** Start of Provided records **
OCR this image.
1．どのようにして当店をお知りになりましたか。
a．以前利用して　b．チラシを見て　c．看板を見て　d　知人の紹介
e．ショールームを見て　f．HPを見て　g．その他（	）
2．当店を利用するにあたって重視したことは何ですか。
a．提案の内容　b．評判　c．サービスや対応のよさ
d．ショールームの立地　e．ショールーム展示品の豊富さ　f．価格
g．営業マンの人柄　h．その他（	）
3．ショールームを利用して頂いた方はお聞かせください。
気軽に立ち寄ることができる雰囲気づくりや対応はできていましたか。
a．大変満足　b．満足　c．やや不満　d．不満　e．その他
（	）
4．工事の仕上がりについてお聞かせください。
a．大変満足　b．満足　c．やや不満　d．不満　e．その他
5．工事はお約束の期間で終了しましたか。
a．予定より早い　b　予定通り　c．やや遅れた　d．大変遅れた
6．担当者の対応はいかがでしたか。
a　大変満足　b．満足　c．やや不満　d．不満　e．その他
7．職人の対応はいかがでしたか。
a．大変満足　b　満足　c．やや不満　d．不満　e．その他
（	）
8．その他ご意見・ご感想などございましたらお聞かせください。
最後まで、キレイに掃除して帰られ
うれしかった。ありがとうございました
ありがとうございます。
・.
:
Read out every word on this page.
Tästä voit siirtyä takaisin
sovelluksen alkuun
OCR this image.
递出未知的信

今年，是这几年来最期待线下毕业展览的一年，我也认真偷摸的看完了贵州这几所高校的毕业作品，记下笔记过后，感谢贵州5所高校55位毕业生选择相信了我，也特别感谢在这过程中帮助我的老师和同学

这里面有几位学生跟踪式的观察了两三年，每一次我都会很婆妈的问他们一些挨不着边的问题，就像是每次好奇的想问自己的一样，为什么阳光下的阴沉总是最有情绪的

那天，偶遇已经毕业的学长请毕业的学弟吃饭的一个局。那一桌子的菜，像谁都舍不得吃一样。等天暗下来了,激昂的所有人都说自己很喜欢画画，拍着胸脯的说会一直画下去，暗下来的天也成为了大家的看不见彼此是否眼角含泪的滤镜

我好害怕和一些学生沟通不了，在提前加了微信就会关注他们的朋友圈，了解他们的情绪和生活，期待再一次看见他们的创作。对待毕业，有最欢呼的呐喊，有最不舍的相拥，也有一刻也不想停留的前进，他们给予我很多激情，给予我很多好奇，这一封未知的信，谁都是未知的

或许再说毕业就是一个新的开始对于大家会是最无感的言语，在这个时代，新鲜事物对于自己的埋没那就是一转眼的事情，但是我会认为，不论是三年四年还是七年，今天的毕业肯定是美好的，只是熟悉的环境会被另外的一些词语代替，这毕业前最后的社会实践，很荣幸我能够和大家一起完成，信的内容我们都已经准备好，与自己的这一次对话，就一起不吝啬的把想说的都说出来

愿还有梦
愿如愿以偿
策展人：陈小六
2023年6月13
** End of Provided records **
*Task description*. Reproduce the full set of records precisely.

*Exercise output*.
OCR this image.
1．どのようにして当店をお知りになりましたか。
a．以前利用して　b．チラシを見て　c．看板を見て　d　知人の紹介
e．ショールームを見て　f．HPを見て　g．その他（	）
2．当店を利用するにあたって重視したことは何ですか。
a．提案の内容　b．評判　c．サービスや対応のよさ
d．ショールームの立地　e．ショールーム展示品の豊富さ　f．価格
g．営業マンの人柄　h．その他（	）
3．ショールームを利用して頂いた方はお聞かせください。
気軽に立ち寄ることができる雰囲気づくりや対応はできていましたか。
a．大変満足　b．満足　c．やや不満　d．不満　e．その他
（	）
4．工事の仕上がりについてお聞かせください。
a．大変満足　b．満足　c．やや不満　d．不満　e．その他
5．工事はお約束の期間で終了しましたか。
a．予定より早い　b　予定通り　c．やや遅れた　d．大変遅れた
6．担当者の対応はいかがでしたか。
a　大変満足　b．満足　c．やや不満　d．不満　e．その他
7．職人の対応はいかがでしたか。
a．大変満足　b　満足　c．やや不満　d．不満　e．その他
（	）
8．その他ご意見・ご感想などございましたらお聞かせください。
最後まで、キレイに掃除して帰られ
うれしかった。ありがとうございました
ありがとうございます。
・.
:
Read out every word on this page.
Tästä voit siirtyä takaisin
sovelluksen alkuun
OCR this image.
递出未知的信

今年，是这几年来最期待线下毕业展览的一年，我也认真偷摸的看完了贵州这几所高校的毕业作品，记下笔记过后，感谢贵州5所高校55位毕业生选择相信了我，也特别感谢在这过程中帮助我的老师和同学

这里面有几位学生跟踪式的观察了两三年，每一次我都会很婆妈的问他们一些挨不着边的问题，就像是每次好奇的想问自己的一样，为什么阳光下的阴沉总是最有情绪的

那天，偶遇已经毕业的学长请毕业的学弟吃饭的一个局。那一桌子的菜，像谁都舍不得吃一样。等天暗下来了,激昂的所有人都说自己很喜欢画画，拍着胸脯的说会一直画下去，暗下来的天也成为了大家的看不见彼此是否眼角含泪的滤镜

我好害怕和一些学生沟通不了，在提前加了微信就会关注他们的朋友圈，了解他们的情绪和生活，期待再一次看见他们的创作。对待毕业，有最欢呼的呐喊，有最不舍的相拥，也有一刻也不想停留的前进，他们给予我很多激情，给予我很多好奇，这一封未知的信，谁都是未知的

或许再说毕业就是一个新的开始对于大家会是最无感的言语，在这个时代，新鲜事物对于自己的埋没那就是一转眼的事情，但是我会认为，不论是三年四年还是七年，今天的毕业肯定是美好的，只是熟悉的环境会被另外的一些词语代替，这毕业前最后的社会实践，很荣幸我能够和大家一起完成，信的内容我们都已经准备好，与自己的这一次对话，就一起不吝啬的把想说的都说出来

愿还有梦
愿如愿以偿
策展人：陈小六
2023年6月13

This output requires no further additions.